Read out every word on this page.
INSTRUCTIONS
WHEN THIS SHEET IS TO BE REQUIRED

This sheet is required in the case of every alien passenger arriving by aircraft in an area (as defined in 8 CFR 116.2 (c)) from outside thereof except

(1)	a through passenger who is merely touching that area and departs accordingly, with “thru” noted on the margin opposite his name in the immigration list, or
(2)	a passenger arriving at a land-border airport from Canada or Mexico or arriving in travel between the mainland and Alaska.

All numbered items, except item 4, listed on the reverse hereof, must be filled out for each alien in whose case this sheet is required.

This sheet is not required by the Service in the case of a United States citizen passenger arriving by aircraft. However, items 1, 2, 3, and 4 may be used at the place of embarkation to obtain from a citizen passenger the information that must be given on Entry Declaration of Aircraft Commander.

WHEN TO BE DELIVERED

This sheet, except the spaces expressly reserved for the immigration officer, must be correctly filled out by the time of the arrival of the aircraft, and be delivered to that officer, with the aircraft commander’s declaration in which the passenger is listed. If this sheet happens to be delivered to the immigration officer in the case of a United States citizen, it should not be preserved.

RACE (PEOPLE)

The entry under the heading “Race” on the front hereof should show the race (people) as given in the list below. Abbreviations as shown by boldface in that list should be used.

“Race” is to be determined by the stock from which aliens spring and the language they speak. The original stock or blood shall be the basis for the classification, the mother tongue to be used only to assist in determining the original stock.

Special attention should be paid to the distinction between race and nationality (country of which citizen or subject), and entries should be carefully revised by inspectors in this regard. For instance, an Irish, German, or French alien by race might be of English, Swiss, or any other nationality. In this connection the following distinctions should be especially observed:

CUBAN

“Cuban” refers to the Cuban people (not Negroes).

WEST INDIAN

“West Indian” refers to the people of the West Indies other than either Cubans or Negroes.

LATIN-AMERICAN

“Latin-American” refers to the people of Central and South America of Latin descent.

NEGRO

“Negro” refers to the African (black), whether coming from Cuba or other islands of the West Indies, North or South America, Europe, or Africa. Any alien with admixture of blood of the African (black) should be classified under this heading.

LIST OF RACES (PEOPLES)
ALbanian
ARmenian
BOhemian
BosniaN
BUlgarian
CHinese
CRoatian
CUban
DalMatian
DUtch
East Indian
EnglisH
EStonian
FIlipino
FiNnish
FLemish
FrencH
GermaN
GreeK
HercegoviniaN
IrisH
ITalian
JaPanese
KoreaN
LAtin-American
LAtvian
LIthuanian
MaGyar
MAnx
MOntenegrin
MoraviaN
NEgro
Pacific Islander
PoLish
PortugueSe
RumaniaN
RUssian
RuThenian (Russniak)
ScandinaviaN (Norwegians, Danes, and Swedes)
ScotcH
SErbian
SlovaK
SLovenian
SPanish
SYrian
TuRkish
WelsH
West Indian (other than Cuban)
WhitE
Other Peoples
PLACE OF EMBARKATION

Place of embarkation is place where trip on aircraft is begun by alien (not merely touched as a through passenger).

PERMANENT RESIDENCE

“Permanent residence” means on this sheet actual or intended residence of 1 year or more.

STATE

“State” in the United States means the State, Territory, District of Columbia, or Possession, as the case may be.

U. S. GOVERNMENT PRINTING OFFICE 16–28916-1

=======

What the task requires: Using the records above, list each line that includes "listed".

Exercise result:
All numbered items, except item 4, listed on the reverse hereof, must be filled out for each alien in whose case this sheet is required.
This sheet, except the spaces expressly reserved for the immigration officer, must be correctly filled out by the time of the arrival of the aircraft, and be delivered to that officer, with the aircraft commander’s declaration in which the passenger is listed. If this sheet happens to be delivered to the immigration officer in the case of a United States citizen, it should not be preserved.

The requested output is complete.